» DATA PROVIDED:

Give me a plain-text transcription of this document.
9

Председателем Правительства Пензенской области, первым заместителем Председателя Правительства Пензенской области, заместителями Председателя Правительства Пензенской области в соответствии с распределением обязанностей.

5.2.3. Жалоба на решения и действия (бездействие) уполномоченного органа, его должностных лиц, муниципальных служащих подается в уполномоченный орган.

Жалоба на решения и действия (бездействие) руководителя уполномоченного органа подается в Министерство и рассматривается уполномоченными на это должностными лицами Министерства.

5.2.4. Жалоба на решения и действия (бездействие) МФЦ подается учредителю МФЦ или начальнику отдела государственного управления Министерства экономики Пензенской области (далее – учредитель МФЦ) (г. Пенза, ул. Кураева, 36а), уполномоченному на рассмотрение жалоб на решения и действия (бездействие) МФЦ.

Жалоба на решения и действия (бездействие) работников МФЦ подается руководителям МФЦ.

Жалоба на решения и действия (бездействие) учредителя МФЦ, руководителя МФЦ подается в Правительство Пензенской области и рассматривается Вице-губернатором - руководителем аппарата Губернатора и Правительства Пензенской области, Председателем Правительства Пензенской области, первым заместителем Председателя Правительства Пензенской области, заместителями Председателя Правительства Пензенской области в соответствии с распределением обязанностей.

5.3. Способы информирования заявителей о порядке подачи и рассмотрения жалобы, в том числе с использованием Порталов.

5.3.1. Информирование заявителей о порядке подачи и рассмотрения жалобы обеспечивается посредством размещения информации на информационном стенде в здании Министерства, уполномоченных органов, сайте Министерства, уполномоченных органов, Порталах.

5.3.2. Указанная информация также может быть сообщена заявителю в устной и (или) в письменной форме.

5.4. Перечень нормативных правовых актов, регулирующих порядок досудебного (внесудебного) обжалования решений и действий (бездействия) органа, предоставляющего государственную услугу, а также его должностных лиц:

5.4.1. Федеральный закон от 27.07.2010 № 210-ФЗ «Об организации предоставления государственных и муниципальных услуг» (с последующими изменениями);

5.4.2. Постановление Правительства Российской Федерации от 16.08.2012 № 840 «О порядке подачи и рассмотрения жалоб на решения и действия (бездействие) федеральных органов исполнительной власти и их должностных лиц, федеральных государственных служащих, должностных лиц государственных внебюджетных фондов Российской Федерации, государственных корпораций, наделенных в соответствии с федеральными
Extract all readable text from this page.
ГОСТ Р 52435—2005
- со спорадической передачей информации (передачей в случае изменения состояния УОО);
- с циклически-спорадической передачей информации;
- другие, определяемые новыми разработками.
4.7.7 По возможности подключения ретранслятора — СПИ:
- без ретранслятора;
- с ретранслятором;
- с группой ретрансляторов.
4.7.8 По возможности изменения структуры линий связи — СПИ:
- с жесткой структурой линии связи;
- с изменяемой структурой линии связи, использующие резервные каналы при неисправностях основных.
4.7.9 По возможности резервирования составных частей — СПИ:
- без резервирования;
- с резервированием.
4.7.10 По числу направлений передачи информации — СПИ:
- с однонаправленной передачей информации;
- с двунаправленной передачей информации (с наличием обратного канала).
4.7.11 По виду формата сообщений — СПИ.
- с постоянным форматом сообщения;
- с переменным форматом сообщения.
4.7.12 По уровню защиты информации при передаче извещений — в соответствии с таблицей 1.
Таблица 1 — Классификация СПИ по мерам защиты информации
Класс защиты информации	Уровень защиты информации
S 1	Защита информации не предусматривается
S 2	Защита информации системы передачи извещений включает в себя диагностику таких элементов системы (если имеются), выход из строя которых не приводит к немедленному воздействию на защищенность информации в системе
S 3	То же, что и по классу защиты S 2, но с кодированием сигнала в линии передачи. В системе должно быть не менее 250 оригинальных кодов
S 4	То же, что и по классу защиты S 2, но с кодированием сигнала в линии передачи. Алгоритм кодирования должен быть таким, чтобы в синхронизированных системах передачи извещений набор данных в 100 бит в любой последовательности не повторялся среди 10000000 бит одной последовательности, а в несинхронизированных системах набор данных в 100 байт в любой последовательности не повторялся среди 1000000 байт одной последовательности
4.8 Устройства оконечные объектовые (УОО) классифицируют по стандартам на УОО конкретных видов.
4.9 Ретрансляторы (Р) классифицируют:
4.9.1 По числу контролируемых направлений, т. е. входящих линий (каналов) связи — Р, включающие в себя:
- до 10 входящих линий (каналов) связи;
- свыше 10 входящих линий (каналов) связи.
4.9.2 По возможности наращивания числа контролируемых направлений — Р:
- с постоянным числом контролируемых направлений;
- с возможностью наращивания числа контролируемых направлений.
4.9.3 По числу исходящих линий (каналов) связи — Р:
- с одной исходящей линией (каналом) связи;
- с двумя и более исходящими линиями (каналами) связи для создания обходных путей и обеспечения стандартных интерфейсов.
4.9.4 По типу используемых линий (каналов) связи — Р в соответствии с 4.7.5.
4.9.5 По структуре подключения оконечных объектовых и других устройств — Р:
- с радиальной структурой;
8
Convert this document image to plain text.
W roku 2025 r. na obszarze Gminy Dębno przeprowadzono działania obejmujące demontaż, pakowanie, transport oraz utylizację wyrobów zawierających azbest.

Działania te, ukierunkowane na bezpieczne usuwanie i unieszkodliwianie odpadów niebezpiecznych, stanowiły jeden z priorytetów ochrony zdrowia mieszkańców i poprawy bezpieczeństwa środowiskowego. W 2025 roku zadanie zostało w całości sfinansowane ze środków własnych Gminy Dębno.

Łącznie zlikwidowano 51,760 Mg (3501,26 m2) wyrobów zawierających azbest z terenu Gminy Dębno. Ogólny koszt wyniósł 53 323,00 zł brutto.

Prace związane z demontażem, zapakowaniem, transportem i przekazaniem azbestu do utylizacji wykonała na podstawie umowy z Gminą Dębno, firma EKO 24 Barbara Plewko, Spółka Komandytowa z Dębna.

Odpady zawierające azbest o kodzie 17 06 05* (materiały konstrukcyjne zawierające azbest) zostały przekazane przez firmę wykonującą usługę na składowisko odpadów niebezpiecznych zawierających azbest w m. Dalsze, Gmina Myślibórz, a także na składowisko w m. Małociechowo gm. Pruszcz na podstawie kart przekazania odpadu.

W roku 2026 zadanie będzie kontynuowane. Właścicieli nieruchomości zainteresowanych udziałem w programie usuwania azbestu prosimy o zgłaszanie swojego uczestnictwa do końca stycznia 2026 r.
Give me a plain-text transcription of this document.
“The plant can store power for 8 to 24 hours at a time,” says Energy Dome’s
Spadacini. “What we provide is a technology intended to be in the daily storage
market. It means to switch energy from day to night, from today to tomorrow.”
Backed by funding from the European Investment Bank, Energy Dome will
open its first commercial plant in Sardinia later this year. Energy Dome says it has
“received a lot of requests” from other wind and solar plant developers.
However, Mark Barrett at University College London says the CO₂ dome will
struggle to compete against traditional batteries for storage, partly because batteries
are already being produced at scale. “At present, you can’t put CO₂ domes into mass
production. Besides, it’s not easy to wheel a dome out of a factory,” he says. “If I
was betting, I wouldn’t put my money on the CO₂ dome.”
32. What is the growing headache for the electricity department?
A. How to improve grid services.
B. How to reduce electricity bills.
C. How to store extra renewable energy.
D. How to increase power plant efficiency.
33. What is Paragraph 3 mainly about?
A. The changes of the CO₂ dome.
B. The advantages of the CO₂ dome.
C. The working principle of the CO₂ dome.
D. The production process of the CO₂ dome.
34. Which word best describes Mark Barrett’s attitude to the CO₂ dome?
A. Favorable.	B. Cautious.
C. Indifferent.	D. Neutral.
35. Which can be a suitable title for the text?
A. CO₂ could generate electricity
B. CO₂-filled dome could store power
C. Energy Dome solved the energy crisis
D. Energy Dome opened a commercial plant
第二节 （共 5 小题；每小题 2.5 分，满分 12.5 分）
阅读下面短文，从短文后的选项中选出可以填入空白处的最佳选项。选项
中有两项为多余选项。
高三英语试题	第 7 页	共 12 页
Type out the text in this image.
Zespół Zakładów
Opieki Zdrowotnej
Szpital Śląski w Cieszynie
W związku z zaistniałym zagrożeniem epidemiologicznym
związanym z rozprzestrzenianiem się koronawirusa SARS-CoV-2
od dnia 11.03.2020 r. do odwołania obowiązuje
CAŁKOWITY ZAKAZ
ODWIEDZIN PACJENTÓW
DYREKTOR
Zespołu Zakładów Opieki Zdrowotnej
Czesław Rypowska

» REQUIRED TASK:
Search the records for the word "подключения" and copy every line where it occurs.

» RESULT FOR THIS TASK:
4.7.7 По возможности подключения ретранслятора — СПИ:
4.9.5 По структуре подключения оконечных объектовых и других устройств — Р:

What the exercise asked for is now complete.